------ Available records

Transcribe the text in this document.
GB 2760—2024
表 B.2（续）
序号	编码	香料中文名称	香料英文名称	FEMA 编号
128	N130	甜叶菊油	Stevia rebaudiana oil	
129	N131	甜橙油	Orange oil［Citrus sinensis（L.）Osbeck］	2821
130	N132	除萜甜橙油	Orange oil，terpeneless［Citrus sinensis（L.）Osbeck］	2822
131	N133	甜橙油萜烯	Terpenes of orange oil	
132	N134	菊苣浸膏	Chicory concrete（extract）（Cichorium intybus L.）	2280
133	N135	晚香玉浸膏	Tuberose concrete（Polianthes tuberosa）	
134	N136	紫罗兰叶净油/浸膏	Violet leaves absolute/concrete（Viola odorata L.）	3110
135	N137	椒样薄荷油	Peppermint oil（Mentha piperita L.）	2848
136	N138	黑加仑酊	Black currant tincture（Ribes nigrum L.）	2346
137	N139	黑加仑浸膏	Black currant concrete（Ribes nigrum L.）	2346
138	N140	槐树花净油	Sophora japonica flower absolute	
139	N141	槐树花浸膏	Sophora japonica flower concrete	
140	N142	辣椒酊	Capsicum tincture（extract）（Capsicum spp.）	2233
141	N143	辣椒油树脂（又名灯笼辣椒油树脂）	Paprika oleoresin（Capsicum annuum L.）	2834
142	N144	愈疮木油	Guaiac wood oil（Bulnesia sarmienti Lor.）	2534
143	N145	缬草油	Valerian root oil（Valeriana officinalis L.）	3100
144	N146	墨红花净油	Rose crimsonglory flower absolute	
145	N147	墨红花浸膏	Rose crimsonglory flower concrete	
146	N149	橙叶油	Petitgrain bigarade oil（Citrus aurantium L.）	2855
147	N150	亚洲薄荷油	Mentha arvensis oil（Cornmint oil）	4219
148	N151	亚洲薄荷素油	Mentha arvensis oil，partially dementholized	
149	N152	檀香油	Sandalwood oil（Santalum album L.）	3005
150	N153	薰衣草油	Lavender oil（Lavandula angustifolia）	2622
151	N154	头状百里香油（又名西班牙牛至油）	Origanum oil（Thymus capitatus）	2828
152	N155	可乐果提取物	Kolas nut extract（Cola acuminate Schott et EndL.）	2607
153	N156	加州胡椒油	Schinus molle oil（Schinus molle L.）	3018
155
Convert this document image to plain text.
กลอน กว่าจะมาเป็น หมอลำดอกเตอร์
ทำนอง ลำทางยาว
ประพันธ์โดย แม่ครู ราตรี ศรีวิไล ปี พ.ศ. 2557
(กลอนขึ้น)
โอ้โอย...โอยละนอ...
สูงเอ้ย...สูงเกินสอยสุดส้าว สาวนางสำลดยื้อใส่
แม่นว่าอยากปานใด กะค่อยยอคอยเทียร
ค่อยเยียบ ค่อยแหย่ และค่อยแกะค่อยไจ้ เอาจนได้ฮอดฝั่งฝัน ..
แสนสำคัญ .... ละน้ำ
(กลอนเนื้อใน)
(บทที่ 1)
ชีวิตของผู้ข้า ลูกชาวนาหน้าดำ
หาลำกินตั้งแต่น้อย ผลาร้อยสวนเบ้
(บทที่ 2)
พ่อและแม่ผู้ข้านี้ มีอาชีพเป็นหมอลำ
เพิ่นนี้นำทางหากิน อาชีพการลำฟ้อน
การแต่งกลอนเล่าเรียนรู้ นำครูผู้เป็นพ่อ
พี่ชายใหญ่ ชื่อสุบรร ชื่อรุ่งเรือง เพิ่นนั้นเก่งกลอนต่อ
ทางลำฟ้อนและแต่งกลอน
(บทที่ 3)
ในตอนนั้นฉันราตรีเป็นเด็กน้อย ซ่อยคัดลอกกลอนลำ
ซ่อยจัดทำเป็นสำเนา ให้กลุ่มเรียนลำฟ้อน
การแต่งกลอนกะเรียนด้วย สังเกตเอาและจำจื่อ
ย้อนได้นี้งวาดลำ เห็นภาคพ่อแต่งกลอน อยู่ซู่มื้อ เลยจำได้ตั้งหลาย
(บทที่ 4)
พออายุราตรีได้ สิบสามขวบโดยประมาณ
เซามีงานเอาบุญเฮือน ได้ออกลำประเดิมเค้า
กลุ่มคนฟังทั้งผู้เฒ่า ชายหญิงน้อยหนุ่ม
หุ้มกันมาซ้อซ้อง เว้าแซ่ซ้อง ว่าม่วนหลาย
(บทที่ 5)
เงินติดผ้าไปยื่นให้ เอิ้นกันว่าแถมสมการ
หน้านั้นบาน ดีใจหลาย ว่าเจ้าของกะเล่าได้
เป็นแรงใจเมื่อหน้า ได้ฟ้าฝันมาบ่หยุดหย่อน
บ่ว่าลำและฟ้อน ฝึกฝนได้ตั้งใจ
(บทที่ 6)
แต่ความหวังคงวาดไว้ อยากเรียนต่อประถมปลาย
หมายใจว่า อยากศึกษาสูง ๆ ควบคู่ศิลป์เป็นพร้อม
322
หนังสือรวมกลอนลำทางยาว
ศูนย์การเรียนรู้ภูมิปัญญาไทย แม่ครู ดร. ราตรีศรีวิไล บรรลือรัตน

------------

Stated problem - Copy each line of the data that contains the word "text".

Written answer -
Transcribe the text in this document.
Convert this document image to plain text.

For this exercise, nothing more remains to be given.